→ **Material for the task**
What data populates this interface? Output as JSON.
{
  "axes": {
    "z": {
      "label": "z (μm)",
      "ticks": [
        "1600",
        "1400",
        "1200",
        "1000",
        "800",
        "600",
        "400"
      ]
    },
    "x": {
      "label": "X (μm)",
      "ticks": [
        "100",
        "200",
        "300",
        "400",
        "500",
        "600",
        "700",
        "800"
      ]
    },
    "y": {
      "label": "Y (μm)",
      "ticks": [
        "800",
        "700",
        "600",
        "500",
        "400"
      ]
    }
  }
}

→ **Exercise**
Copy out all the entries shown above, character for character.

→ **Solution below**
What data populates this interface? Output as JSON.
{
  "axes": {
    "z": {
      "label": "z (μm)",
      "ticks": [
        "1600",
        "1400",
        "1200",
        "1000",
        "800",
        "600",
        "400"
      ]
    },
    "x": {
      "label": "X (μm)",
      "ticks": [
        "100",
        "200",
        "300",
        "400",
        "500",
        "600",
        "700",
        "800"
      ]
    },
    "y": {
      "label": "Y (μm)",
      "ticks": [
        "800",
        "700",
        "600",
        "500",
        "400"
      ]
    }
  }
}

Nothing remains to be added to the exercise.